### WHAT YOU HAVE TO DO
List, from the lines below, each one with "Intel" in it.

### GIVEN DATA
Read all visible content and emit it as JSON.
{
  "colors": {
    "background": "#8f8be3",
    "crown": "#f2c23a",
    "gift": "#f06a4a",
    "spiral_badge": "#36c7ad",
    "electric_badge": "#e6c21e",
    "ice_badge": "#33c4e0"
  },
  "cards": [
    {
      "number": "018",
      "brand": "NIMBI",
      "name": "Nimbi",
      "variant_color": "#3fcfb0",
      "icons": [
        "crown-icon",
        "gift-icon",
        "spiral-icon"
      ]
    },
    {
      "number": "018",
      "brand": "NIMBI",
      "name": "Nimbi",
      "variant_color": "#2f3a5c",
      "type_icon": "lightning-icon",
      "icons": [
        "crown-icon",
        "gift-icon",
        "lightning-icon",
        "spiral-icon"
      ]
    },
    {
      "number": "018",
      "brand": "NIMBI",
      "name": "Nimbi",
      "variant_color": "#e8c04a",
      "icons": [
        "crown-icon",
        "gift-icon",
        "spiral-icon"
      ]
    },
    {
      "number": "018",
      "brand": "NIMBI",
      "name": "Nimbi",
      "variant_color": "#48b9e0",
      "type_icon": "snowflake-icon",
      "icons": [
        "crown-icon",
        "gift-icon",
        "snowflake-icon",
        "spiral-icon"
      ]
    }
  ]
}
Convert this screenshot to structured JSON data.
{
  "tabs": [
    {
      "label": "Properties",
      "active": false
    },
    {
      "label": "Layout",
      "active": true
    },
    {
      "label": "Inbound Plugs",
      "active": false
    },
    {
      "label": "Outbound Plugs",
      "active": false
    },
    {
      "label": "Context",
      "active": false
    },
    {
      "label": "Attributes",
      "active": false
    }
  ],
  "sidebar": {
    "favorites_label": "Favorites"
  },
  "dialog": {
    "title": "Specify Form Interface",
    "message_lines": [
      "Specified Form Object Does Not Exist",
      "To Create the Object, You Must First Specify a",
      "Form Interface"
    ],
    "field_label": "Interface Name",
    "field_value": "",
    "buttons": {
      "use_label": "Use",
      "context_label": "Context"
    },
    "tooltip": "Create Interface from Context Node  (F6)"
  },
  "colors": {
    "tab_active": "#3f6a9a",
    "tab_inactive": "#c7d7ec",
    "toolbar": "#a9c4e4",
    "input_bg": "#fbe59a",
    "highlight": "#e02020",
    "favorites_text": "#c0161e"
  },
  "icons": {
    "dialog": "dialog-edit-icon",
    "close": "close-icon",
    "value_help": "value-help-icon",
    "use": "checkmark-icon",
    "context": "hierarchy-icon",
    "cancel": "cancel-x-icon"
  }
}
---
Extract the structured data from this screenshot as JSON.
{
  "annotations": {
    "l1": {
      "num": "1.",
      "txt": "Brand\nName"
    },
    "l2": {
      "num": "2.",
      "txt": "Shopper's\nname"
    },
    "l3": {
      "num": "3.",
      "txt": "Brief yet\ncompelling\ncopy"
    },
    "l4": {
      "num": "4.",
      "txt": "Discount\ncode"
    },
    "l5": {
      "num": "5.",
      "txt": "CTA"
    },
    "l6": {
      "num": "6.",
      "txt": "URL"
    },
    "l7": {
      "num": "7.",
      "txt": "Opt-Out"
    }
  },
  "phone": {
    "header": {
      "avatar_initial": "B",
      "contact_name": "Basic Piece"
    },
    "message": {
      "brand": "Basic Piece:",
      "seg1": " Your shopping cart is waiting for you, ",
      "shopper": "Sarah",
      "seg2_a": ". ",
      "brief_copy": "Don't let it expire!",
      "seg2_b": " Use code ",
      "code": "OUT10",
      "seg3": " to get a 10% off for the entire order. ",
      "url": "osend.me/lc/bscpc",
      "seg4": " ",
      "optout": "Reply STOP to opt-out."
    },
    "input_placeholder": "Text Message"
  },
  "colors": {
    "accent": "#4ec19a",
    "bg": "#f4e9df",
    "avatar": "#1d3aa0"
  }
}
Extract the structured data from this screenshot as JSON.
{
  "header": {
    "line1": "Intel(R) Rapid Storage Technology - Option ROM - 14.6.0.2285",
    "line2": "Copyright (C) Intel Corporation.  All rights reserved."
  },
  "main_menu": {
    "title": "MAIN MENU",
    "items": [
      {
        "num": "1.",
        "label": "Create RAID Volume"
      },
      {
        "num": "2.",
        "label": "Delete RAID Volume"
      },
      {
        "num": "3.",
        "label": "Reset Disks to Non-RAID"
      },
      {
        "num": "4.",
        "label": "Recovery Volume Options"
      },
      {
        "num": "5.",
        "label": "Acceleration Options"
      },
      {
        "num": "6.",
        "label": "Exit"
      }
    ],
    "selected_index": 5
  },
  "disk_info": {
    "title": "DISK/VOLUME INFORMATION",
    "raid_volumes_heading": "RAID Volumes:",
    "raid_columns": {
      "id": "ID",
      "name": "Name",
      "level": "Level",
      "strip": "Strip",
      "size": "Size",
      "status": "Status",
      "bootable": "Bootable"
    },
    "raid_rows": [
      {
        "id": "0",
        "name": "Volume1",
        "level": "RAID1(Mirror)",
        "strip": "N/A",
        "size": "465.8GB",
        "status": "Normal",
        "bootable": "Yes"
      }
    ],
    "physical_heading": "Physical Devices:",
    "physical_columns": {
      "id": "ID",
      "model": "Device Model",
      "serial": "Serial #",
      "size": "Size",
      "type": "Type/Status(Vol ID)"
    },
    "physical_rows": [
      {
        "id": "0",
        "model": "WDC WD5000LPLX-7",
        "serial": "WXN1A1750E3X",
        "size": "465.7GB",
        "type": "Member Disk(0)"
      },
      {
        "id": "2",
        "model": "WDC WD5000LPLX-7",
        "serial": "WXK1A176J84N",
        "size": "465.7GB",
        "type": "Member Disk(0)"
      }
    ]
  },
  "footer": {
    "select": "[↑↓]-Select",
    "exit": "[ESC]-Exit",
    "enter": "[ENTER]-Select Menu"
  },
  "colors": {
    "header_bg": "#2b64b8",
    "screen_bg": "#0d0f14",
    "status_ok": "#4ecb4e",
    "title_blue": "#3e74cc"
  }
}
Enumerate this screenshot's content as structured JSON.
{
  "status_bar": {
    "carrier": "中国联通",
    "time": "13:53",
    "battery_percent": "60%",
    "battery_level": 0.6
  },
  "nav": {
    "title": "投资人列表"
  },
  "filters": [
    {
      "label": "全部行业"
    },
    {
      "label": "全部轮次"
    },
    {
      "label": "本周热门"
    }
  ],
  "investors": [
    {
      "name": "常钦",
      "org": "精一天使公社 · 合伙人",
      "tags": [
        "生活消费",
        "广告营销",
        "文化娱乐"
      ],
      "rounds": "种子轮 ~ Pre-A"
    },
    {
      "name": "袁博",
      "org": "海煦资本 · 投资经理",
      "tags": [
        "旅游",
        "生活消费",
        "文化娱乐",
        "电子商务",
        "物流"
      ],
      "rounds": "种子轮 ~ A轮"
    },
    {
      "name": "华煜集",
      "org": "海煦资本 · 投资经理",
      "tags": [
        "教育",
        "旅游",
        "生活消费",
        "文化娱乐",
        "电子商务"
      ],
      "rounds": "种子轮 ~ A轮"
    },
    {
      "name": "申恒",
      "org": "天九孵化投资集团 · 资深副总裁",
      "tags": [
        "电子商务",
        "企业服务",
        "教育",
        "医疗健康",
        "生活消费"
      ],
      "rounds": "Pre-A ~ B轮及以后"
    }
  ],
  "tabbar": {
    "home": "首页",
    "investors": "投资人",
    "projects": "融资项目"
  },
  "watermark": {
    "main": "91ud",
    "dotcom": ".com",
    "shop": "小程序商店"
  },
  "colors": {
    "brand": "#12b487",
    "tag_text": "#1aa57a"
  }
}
--
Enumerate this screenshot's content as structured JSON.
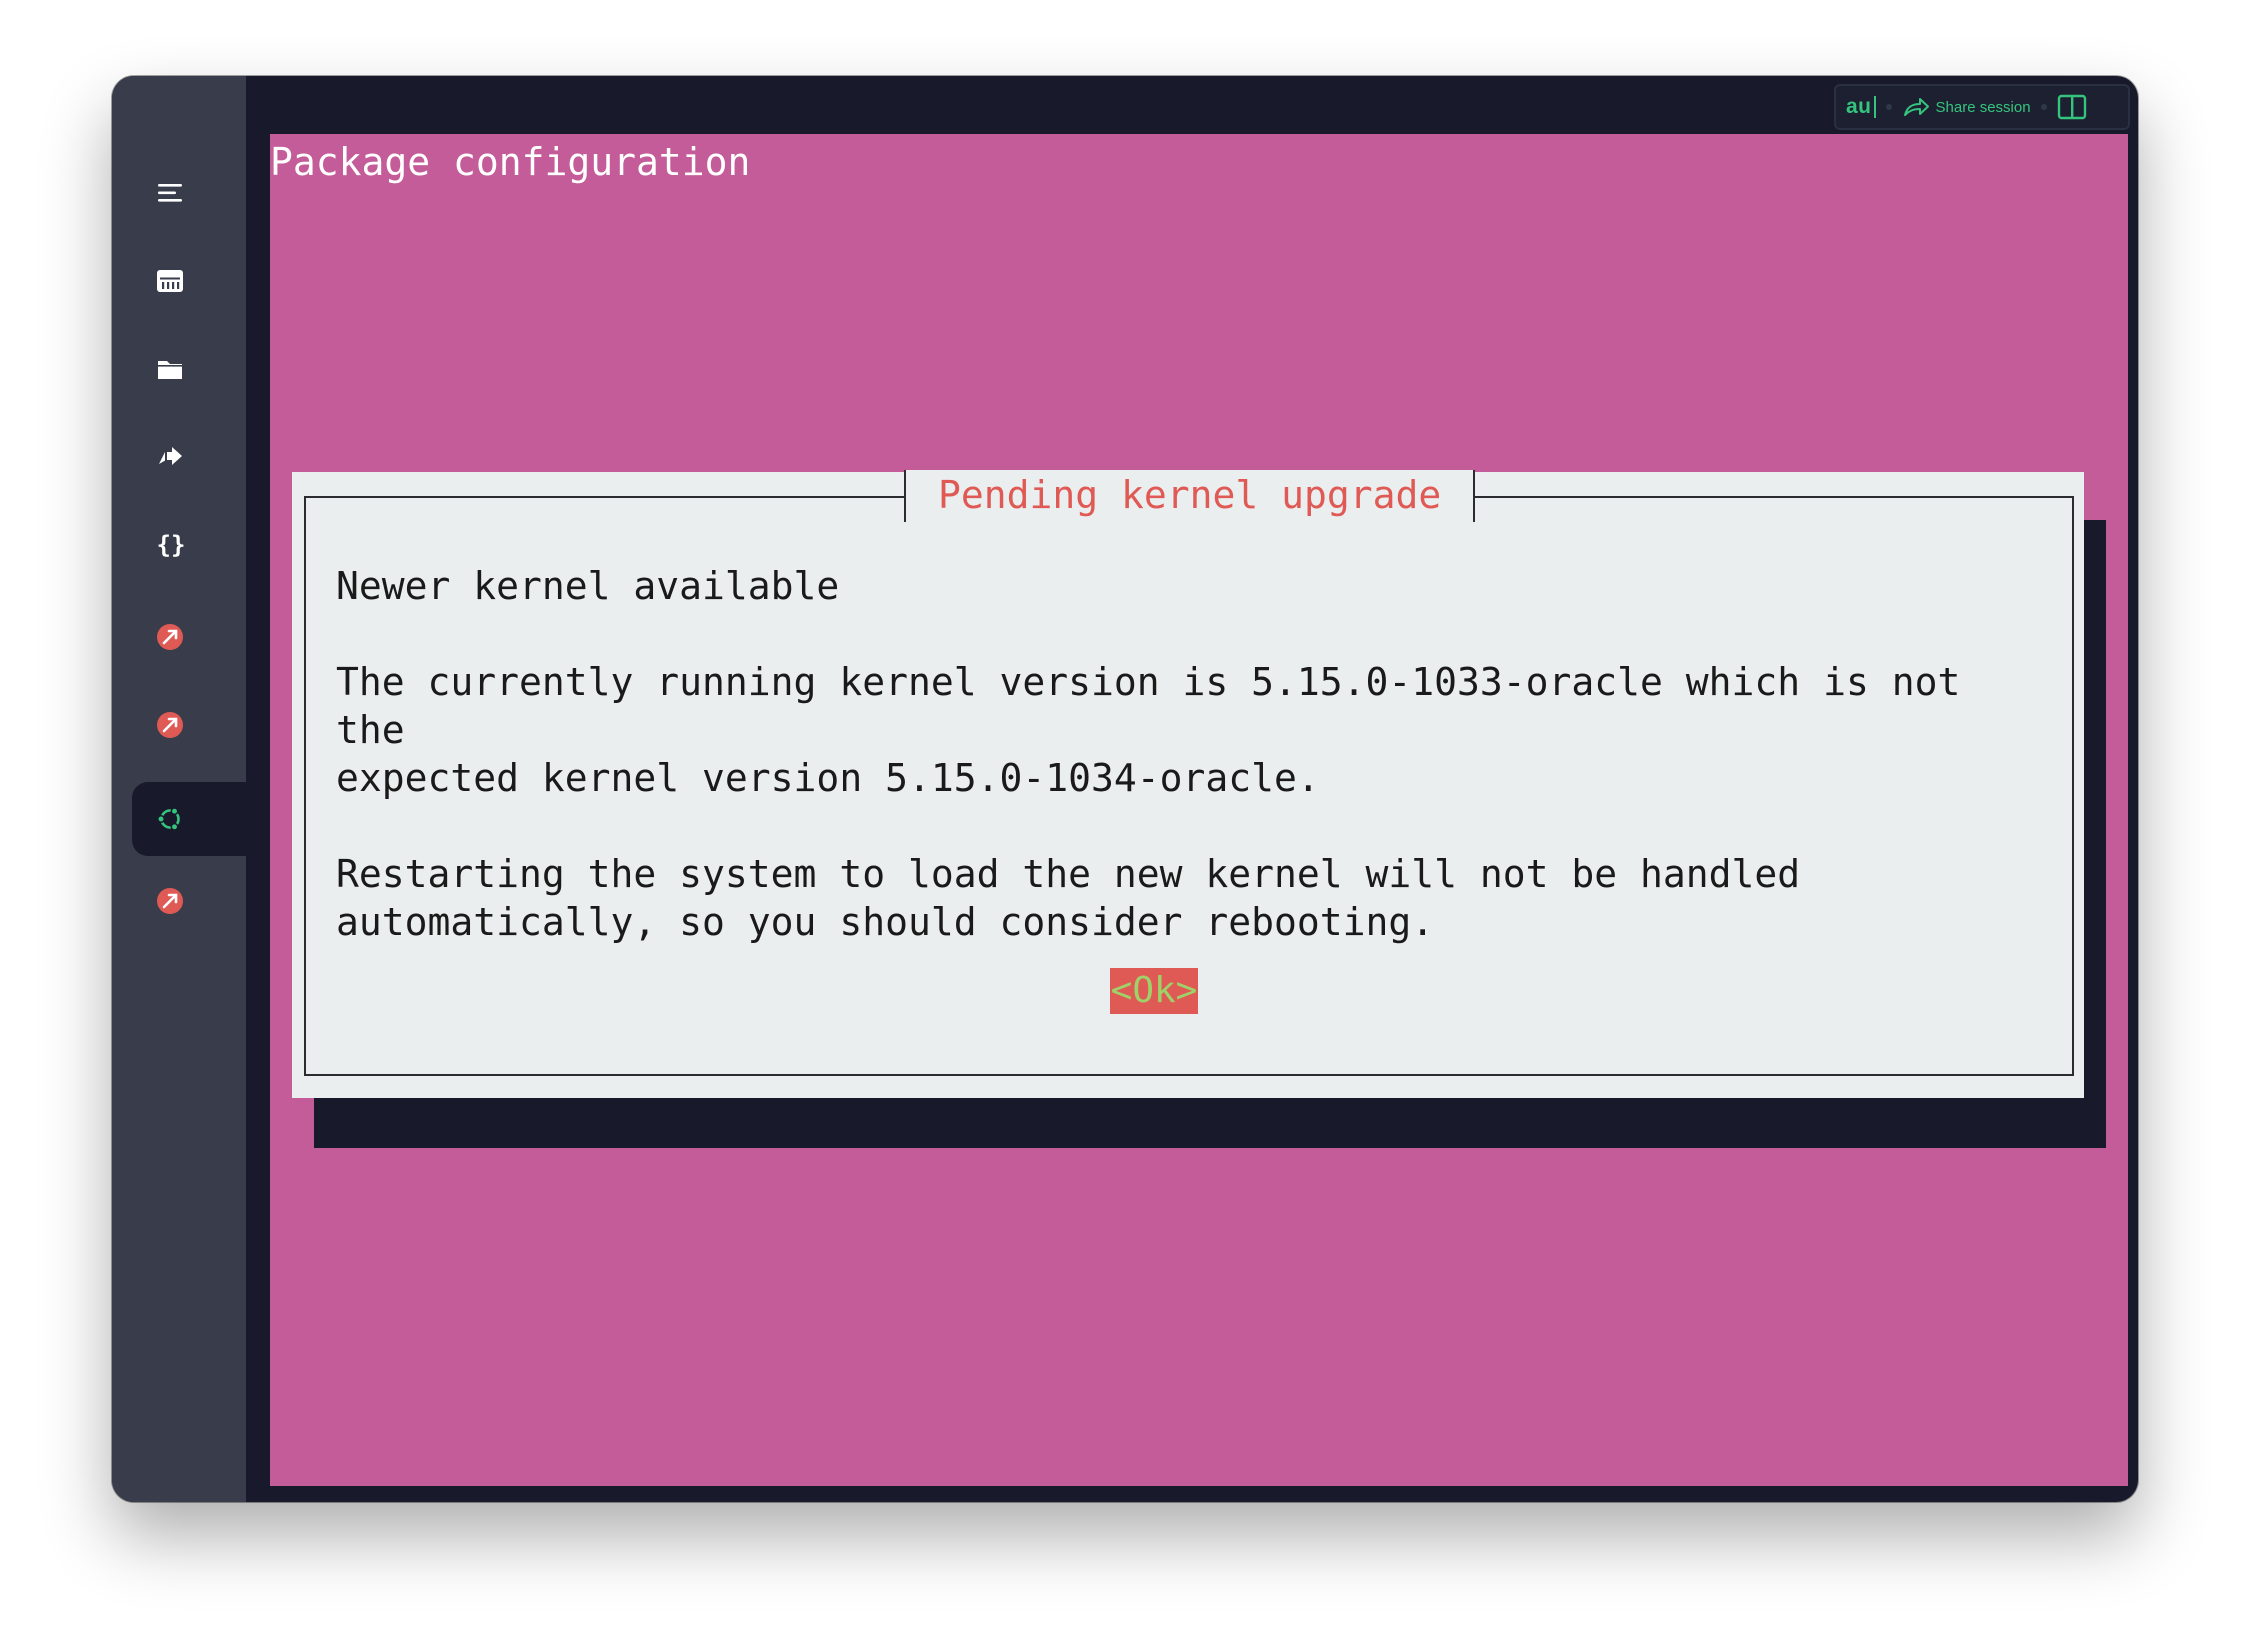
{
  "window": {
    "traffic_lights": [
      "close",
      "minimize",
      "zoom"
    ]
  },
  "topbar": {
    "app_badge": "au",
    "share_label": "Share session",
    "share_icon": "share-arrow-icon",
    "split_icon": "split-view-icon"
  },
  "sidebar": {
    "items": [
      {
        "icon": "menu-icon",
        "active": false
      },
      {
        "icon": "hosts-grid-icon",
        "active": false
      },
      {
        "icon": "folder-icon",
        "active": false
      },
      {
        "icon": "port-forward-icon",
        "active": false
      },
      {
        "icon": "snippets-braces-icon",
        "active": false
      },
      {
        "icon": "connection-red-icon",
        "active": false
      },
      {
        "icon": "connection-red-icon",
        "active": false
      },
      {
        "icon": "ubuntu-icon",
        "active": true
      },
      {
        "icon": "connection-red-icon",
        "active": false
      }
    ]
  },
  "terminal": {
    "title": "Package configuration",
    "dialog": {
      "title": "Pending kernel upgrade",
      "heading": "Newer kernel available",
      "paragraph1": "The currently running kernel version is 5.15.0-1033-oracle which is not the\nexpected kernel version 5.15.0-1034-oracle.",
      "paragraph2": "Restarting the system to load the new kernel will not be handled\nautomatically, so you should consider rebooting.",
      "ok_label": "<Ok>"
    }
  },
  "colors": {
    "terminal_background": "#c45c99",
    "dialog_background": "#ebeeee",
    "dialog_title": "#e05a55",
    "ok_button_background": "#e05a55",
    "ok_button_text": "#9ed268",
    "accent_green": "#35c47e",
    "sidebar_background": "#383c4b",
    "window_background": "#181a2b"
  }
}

### EXERCISE OUTPUT
    "line1": "Intel(R) Rapid Storage Technology - Option ROM - 14.6.0.2285",
    "line2": "Copyright (C) Intel Corporation.  All rights reserved."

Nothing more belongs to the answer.